[Records from a data collection]
★ ★ ★ ★ ★ ★ ★
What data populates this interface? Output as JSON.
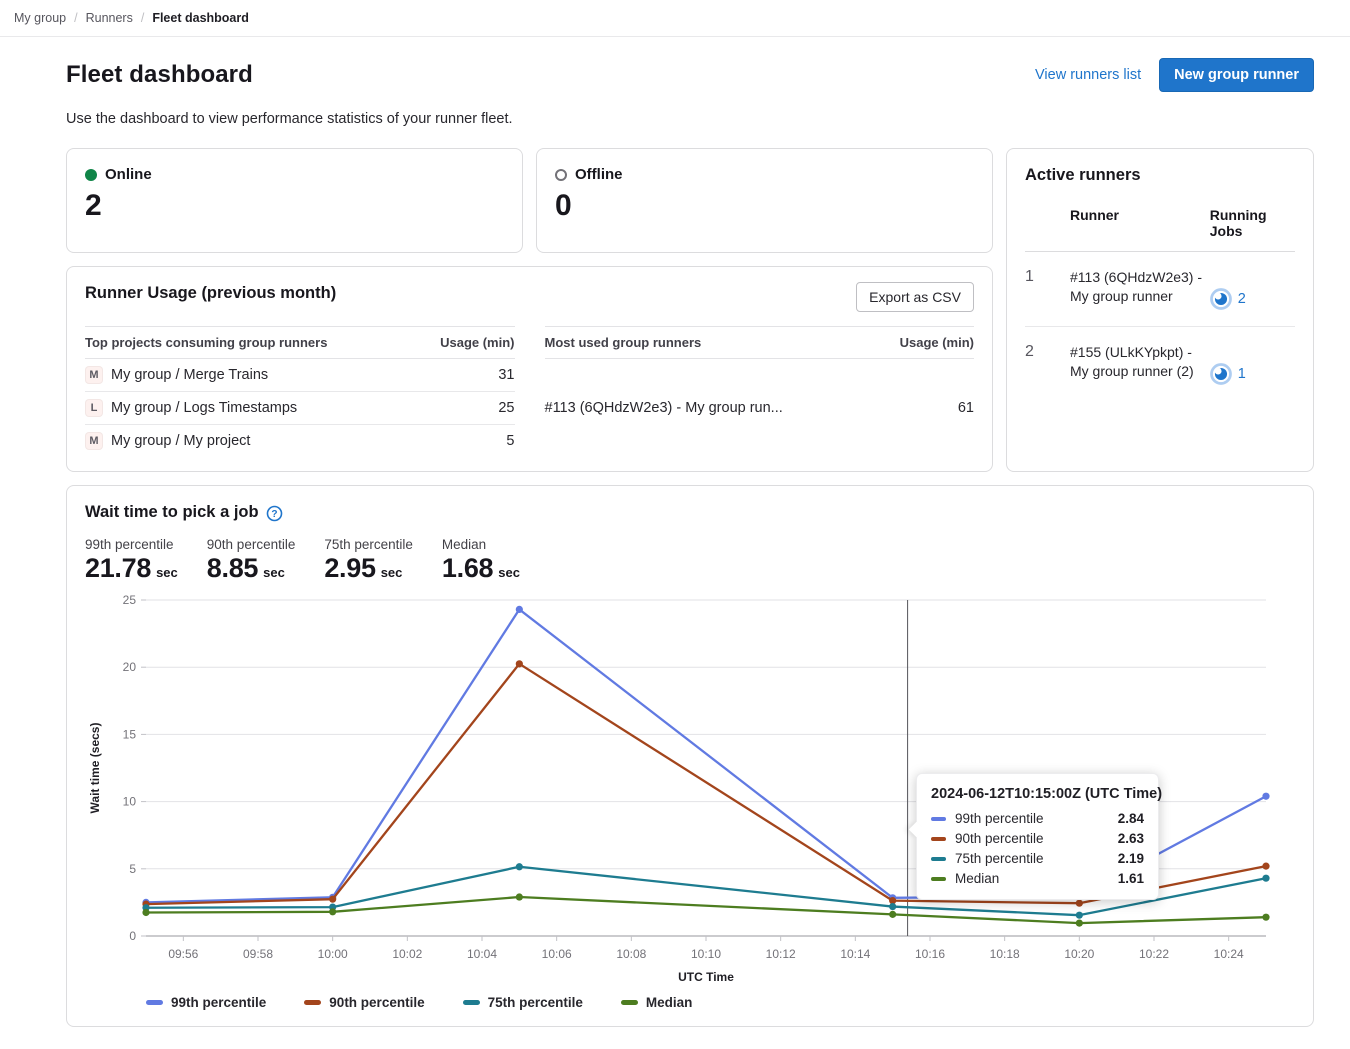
{
  "breadcrumb": {
    "items": [
      "My group",
      "Runners",
      "Fleet dashboard"
    ]
  },
  "header": {
    "title": "Fleet dashboard",
    "view_runners_link": "View runners list",
    "new_runner_button": "New group runner",
    "description": "Use the dashboard to view performance statistics of your runner fleet."
  },
  "status_cards": {
    "online": {
      "label": "Online",
      "value": "2"
    },
    "offline": {
      "label": "Offline",
      "value": "0"
    }
  },
  "runner_usage": {
    "title": "Runner Usage (previous month)",
    "export_button": "Export as CSV",
    "projects_table": {
      "col_name": "Top projects consuming group runners",
      "col_usage": "Usage (min)",
      "rows": [
        {
          "avatar": "M",
          "name": "My group / Merge Trains",
          "usage": "31"
        },
        {
          "avatar": "L",
          "name": "My group / Logs Timestamps",
          "usage": "25"
        },
        {
          "avatar": "M",
          "name": "My group / My project",
          "usage": "5"
        }
      ]
    },
    "runners_table": {
      "col_name": "Most used group runners",
      "col_usage": "Usage (min)",
      "rows": [
        {
          "name": "#113 (6QHdzW2e3) - My group run...",
          "usage": "61"
        }
      ]
    }
  },
  "active_runners": {
    "title": "Active runners",
    "col_runner": "Runner",
    "col_jobs": "Running Jobs",
    "rows": [
      {
        "index": "1",
        "name": "#113 (6QHdzW2e3) - My group runner",
        "jobs": "2"
      },
      {
        "index": "2",
        "name": "#155 (ULkKYpkpt) - My group runner (2)",
        "jobs": "1"
      }
    ]
  },
  "wait_time": {
    "title": "Wait time to pick a job",
    "stats": [
      {
        "label": "99th percentile",
        "value": "21.78",
        "unit": "sec"
      },
      {
        "label": "90th percentile",
        "value": "8.85",
        "unit": "sec"
      },
      {
        "label": "75th percentile",
        "value": "2.95",
        "unit": "sec"
      },
      {
        "label": "Median",
        "value": "1.68",
        "unit": "sec"
      }
    ]
  },
  "chart_data": {
    "type": "line",
    "title": "Wait time to pick a job",
    "xlabel": "UTC Time",
    "ylabel": "Wait time (secs)",
    "ylim": [
      0,
      25
    ],
    "yticks": [
      0,
      5,
      10,
      15,
      20,
      25
    ],
    "x_range_minutes": [
      0,
      30
    ],
    "x": [
      "09:55",
      "10:00",
      "10:05",
      "10:15",
      "10:20",
      "10:25"
    ],
    "x_minutes": [
      0,
      5,
      10,
      20,
      25,
      30
    ],
    "xticks": [
      "09:56",
      "09:58",
      "10:00",
      "10:02",
      "10:04",
      "10:06",
      "10:08",
      "10:10",
      "10:12",
      "10:14",
      "10:16",
      "10:18",
      "10:20",
      "10:22",
      "10:24"
    ],
    "xticks_minutes": [
      1,
      3,
      5,
      7,
      9,
      11,
      13,
      15,
      17,
      19,
      21,
      23,
      25,
      27,
      29
    ],
    "grid": true,
    "legend_position": "bottom",
    "series": [
      {
        "name": "99th percentile",
        "color": "#617ae2",
        "values": [
          2.5,
          2.88,
          24.3,
          2.84,
          2.96,
          10.4
        ]
      },
      {
        "name": "90th percentile",
        "color": "#a3451c",
        "values": [
          2.37,
          2.74,
          20.25,
          2.63,
          2.44,
          5.2
        ]
      },
      {
        "name": "75th percentile",
        "color": "#1e7c90",
        "values": [
          2.1,
          2.15,
          5.15,
          2.19,
          1.55,
          4.3
        ]
      },
      {
        "name": "Median",
        "color": "#4d7d20",
        "values": [
          1.75,
          1.8,
          2.9,
          1.61,
          0.96,
          1.4
        ]
      }
    ],
    "crosshair_minute": 20.4,
    "tooltip": {
      "title": "2024-06-12T10:15:00Z (UTC Time)",
      "rows": [
        {
          "label": "99th percentile",
          "value": "2.84",
          "color": "#617ae2"
        },
        {
          "label": "90th percentile",
          "value": "2.63",
          "color": "#a3451c"
        },
        {
          "label": "75th percentile",
          "value": "2.19",
          "color": "#1e7c90"
        },
        {
          "label": "Median",
          "value": "1.61",
          "color": "#4d7d20"
        }
      ]
    }
  },
  "colors": {
    "primary": "#1f75cb",
    "online_green": "#108548"
  }
}
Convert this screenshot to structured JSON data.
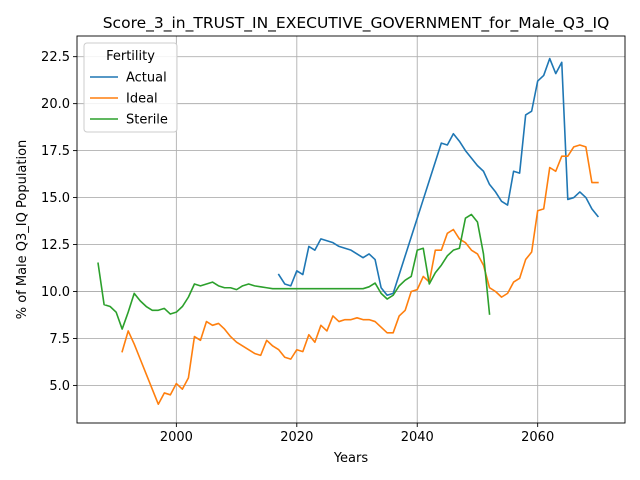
★ ★ ★ ★ ★ ★ ★
**Prompt**
Copy out all of the material exactly as written, without its pictures.

**Exercise response**
What data populates this interface? Output as JSON.
{
  "breadcrumb": {
    "items": [
      "My group",
      "Runners",
      "Fleet dashboard"
    ]
  },
  "header": {
    "title": "Fleet dashboard",
    "view_runners_link": "View runners list",
    "new_runner_button": "New group runner",
    "description": "Use the dashboard to view performance statistics of your runner fleet."
  },
  "status_cards": {
    "online": {
      "label": "Online",
      "value": "2"
    },
    "offline": {
      "label": "Offline",
      "value": "0"
    }
  },
  "runner_usage": {
    "title": "Runner Usage (previous month)",
    "export_button": "Export as CSV",
    "projects_table": {
      "col_name": "Top projects consuming group runners",
      "col_usage": "Usage (min)",
      "rows": [
        {
          "avatar": "M",
          "name": "My group / Merge Trains",
          "usage": "31"
        },
        {
          "avatar": "L",
          "name": "My group / Logs Timestamps",
          "usage": "25"
        },
        {
          "avatar": "M",
          "name": "My group / My project",
          "usage": "5"
        }
      ]
    },
    "runners_table": {
      "col_name": "Most used group runners",
      "col_usage": "Usage (min)",
      "rows": [
        {
          "name": "#113 (6QHdzW2e3) - My group run...",
          "usage": "61"
        }
      ]
    }
  },
  "active_runners": {
    "title": "Active runners",
    "col_runner": "Runner",
    "col_jobs": "Running Jobs",
    "rows": [
      {
        "index": "1",
        "name": "#113 (6QHdzW2e3) - My group runner",
        "jobs": "2"
      },
      {
        "index": "2",
        "name": "#155 (ULkKYpkpt) - My group runner (2)",
        "jobs": "1"
      }
    ]
  },
  "wait_time": {
    "title": "Wait time to pick a job",
    "stats": [
      {
        "label": "99th percentile",
        "value": "21.78",
        "unit": "sec"
      },
      {
        "label": "90th percentile",
        "value": "8.85",
        "unit": "sec"
      },
      {
        "label": "75th percentile",
        "value": "2.95",
        "unit": "sec"
      },
      {
        "label": "Median",
        "value": "1.68",
        "unit": "sec"
      }
    ]
  },
  "chart_data": {
    "type": "line",
    "title": "Wait time to pick a job",
    "xlabel": "UTC Time",
    "ylabel": "Wait time (secs)",
    "ylim": [
      0,
      25
    ],
    "yticks": [
      0,
      5,
      10,
      15,
      20,
      25
    ],
    "x_range_minutes": [
      0,
      30
    ],
    "x": [
      "09:55",
      "10:00",
      "10:05",
      "10:15",
      "10:20",
      "10:25"
    ],
    "x_minutes": [
      0,
      5,
      10,
      20,
      25,
      30
    ],
    "xticks": [
      "09:56",
      "09:58",
      "10:00",
      "10:02",
      "10:04",
      "10:06",
      "10:08",
      "10:10",
      "10:12",
      "10:14",
      "10:16",
      "10:18",
      "10:20",
      "10:22",
      "10:24"
    ],
    "xticks_minutes": [
      1,
      3,
      5,
      7,
      9,
      11,
      13,
      15,
      17,
      19,
      21,
      23,
      25,
      27,
      29
    ],
    "grid": true,
    "legend_position": "bottom",
    "series": [
      {
        "name": "99th percentile",
        "color": "#617ae2",
        "values": [
          2.5,
          2.88,
          24.3,
          2.84,
          2.96,
          10.4
        ]
      },
      {
        "name": "90th percentile",
        "color": "#a3451c",
        "values": [
          2.37,
          2.74,
          20.25,
          2.63,
          2.44,
          5.2
        ]
      },
      {
        "name": "75th percentile",
        "color": "#1e7c90",
        "values": [
          2.1,
          2.15,
          5.15,
          2.19,
          1.55,
          4.3
        ]
      },
      {
        "name": "Median",
        "color": "#4d7d20",
        "values": [
          1.75,
          1.8,
          2.9,
          1.61,
          0.96,
          1.4
        ]
      }
    ],
    "crosshair_minute": 20.4,
    "tooltip": {
      "title": "2024-06-12T10:15:00Z (UTC Time)",
      "rows": [
        {
          "label": "99th percentile",
          "value": "2.84",
          "color": "#617ae2"
        },
        {
          "label": "90th percentile",
          "value": "2.63",
          "color": "#a3451c"
        },
        {
          "label": "75th percentile",
          "value": "2.19",
          "color": "#1e7c90"
        },
        {
          "label": "Median",
          "value": "1.61",
          "color": "#4d7d20"
        }
      ]
    }
  },
  "colors": {
    "primary": "#1f75cb",
    "online_green": "#108548"
  }
}
Convert this screenshot to structured JSON data.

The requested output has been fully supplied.